Your objective. From the listing below, copy every line with the word "configuration".

Task inputs.
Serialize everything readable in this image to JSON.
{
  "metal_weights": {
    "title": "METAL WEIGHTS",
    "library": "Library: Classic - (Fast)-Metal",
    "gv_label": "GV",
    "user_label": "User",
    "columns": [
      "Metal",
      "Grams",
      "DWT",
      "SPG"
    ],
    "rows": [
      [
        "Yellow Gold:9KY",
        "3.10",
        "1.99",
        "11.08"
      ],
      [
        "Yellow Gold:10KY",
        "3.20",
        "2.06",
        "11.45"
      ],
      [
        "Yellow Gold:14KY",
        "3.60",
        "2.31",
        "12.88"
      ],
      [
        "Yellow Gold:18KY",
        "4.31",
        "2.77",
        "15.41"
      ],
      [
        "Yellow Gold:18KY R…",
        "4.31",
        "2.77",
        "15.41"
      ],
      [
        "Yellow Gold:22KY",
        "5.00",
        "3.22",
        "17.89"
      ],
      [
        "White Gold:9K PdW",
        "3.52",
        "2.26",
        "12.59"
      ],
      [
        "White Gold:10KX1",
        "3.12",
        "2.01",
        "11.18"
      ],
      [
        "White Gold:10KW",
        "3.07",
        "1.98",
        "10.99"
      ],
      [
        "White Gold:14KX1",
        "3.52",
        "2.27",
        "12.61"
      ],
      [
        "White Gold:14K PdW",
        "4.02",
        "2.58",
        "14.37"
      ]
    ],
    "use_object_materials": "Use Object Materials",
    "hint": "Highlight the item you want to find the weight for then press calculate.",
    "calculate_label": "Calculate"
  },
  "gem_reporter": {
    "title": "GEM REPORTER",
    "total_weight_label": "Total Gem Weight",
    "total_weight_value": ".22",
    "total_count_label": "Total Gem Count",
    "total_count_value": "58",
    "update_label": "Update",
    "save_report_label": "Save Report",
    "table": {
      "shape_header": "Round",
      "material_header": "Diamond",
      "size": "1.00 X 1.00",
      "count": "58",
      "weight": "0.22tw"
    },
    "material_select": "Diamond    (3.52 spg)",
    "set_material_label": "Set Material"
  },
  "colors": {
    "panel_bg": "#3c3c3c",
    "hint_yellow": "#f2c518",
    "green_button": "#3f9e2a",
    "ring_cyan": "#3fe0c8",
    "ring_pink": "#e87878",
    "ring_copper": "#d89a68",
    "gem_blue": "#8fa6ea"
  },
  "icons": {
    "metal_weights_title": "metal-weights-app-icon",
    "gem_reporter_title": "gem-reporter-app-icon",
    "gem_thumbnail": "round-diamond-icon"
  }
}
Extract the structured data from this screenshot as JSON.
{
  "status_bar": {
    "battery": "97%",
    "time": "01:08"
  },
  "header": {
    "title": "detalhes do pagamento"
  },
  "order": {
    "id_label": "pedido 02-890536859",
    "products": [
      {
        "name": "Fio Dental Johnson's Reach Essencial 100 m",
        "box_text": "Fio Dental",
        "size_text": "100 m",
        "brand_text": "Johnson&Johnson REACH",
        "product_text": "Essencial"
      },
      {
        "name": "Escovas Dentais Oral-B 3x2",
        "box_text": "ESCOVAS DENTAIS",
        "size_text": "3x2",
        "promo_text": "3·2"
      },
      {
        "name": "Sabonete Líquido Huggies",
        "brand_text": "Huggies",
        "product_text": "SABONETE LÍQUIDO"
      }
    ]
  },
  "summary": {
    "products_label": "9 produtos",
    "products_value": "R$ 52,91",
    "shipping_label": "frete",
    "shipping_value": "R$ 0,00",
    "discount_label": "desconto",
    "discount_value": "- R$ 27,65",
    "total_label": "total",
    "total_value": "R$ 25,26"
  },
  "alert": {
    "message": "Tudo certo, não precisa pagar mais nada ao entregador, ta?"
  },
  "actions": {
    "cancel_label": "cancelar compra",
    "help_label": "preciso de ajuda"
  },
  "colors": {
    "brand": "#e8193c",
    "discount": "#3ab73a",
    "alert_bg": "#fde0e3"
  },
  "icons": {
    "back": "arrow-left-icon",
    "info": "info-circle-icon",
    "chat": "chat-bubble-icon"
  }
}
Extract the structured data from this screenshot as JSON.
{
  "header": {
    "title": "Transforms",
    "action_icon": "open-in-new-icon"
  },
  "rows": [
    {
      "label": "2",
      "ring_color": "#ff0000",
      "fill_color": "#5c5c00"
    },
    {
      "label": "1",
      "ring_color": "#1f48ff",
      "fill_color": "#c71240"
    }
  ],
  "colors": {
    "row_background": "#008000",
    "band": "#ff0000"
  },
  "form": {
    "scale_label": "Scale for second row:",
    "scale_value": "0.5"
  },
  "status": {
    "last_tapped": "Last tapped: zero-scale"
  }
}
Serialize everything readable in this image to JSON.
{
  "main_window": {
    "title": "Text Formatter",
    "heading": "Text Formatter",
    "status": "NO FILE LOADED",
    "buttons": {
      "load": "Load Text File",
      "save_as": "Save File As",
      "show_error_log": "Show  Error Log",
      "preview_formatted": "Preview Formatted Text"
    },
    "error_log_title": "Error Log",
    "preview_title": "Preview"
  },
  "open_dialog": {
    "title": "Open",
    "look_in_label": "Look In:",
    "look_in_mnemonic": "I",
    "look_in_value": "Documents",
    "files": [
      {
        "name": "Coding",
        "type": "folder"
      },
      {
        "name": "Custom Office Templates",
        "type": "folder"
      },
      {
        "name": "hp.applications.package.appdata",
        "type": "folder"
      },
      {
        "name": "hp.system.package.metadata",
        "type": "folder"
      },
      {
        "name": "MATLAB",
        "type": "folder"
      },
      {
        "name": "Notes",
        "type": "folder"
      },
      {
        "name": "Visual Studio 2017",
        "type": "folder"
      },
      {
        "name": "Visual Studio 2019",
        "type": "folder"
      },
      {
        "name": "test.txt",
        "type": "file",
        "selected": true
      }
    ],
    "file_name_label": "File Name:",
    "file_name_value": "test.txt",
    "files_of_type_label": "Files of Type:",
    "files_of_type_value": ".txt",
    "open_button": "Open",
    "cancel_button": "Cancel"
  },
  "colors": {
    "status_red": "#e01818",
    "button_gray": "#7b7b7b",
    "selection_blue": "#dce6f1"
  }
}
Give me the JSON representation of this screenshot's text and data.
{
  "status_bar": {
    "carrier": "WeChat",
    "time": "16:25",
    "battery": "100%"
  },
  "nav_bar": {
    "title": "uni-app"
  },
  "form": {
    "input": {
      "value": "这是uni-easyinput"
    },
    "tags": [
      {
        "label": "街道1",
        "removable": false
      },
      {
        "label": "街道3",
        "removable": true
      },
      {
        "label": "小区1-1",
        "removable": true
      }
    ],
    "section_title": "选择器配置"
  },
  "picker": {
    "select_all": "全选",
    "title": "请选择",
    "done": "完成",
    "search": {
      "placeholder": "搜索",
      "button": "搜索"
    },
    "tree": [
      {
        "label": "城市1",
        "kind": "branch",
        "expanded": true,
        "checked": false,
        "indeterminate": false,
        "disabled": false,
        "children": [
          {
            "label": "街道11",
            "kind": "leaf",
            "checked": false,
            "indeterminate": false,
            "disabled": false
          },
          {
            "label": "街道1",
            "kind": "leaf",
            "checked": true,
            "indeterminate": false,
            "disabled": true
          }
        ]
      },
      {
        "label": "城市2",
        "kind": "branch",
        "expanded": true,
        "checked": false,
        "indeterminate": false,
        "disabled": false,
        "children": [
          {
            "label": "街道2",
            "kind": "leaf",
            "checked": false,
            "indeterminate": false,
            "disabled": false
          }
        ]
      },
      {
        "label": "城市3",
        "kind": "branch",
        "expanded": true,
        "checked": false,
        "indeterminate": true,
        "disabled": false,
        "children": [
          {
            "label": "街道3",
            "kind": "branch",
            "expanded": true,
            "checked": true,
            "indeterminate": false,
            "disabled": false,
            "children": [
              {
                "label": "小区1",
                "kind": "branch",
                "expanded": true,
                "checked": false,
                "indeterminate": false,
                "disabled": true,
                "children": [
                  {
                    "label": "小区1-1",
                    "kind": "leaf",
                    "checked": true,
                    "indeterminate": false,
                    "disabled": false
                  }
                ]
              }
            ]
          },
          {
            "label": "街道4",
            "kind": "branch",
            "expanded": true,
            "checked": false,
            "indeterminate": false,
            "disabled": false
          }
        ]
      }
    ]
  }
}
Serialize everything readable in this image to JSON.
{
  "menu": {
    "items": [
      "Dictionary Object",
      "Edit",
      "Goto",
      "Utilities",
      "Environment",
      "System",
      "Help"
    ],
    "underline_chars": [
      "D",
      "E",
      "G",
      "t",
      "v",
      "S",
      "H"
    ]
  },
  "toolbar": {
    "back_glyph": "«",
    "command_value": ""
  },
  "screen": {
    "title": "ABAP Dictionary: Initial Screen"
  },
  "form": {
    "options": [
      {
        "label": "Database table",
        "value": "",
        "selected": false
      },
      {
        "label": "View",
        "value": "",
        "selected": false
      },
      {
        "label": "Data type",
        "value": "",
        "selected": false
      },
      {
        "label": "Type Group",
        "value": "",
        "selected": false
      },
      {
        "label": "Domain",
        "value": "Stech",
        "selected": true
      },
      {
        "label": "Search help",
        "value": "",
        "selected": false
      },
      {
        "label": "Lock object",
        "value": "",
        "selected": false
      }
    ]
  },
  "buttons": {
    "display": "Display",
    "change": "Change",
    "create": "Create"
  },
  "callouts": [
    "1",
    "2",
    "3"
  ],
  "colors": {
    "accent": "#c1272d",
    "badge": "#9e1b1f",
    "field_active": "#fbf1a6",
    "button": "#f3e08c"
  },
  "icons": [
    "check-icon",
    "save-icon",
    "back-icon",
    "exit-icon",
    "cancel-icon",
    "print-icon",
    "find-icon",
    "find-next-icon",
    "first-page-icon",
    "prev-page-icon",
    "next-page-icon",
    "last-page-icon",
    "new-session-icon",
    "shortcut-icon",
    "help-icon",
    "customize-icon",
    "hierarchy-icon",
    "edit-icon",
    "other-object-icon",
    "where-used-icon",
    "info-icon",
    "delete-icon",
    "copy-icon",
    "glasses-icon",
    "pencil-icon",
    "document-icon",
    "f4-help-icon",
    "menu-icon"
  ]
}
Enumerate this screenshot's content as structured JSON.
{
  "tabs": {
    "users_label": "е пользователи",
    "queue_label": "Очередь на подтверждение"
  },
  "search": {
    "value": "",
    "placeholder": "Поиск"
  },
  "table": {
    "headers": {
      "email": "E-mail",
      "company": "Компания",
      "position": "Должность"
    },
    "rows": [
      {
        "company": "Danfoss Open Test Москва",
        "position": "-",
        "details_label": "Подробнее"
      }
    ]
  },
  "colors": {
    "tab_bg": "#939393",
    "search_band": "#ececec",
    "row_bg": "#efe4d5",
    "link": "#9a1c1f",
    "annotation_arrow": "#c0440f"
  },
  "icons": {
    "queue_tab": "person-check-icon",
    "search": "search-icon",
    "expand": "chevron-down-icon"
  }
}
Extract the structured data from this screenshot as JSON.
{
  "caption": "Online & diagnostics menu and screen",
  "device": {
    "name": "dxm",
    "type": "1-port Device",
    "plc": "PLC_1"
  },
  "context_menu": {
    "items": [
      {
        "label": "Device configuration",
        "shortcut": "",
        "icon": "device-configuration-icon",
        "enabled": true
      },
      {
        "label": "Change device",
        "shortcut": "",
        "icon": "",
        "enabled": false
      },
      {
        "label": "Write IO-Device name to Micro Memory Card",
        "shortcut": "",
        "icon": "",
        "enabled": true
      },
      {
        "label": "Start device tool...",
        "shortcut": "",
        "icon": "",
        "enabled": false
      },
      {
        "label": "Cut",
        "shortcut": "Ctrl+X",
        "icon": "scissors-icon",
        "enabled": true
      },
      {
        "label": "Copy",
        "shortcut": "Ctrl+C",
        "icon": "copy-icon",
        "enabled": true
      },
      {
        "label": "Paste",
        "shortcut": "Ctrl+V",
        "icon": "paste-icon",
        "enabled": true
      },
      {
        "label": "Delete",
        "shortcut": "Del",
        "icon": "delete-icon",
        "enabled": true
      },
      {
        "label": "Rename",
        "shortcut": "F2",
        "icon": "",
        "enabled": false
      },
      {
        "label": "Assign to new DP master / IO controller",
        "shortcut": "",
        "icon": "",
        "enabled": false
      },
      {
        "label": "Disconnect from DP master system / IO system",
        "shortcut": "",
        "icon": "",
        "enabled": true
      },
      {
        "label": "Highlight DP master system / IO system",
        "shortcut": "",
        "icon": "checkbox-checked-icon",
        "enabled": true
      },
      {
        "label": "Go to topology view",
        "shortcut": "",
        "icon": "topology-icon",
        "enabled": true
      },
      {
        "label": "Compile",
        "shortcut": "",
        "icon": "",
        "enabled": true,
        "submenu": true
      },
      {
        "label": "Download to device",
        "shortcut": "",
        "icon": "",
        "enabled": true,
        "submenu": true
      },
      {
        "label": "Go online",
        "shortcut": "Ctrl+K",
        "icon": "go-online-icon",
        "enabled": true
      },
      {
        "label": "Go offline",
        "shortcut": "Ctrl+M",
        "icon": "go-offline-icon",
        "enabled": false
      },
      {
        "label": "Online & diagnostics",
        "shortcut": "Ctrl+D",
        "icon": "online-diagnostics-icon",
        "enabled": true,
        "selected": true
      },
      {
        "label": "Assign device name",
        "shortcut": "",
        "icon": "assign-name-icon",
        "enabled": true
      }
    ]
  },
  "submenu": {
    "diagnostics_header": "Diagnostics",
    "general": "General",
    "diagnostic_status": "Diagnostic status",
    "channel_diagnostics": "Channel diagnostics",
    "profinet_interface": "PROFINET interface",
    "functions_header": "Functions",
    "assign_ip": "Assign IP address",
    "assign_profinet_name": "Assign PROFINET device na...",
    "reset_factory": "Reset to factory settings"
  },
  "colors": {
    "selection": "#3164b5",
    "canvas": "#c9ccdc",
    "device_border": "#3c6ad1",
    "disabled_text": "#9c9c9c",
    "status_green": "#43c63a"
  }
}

Task result.
        "label": "Device configuration",
        "icon": "device-configuration-icon",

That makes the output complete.